Material shown:
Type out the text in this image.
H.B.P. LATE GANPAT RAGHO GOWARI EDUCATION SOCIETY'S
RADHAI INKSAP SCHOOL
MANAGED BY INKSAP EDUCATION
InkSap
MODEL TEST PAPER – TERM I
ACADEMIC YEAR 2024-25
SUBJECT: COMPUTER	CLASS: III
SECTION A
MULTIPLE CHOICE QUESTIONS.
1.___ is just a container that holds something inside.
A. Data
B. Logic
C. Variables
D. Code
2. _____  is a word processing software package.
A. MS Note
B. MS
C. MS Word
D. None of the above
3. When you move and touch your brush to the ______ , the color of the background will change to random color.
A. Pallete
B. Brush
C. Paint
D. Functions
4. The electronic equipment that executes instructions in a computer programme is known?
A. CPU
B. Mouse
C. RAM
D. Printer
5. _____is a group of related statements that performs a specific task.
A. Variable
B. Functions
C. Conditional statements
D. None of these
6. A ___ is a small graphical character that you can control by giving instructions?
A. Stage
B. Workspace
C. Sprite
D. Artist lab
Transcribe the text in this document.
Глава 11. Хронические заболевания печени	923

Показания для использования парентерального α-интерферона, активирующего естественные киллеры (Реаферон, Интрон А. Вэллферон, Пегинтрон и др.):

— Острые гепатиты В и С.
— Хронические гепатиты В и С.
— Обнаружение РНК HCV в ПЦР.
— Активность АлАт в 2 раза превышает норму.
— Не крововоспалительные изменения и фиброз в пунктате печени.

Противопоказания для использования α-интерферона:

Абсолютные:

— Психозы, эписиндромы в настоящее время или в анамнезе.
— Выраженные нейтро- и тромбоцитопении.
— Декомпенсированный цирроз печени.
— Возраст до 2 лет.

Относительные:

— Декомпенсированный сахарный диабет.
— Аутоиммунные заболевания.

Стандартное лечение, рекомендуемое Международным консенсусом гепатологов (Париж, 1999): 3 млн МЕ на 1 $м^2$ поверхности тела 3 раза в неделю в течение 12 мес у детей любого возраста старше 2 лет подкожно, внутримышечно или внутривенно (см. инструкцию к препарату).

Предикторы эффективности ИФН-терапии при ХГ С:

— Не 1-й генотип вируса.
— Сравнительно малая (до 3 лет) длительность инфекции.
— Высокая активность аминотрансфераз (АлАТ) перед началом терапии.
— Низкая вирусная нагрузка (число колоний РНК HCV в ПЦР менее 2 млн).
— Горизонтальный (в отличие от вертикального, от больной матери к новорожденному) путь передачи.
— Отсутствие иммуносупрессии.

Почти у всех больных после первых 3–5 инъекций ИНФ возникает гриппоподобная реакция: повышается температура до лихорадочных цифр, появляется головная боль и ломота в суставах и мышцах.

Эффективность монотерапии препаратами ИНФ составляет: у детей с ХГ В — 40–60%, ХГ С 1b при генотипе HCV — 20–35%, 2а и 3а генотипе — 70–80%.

Problem details: Choose all lines containing the string "Хронические" and copy them out.

Written response:
Глава 11. Хронические заболевания печени	923
— Хронические гепатиты В и С.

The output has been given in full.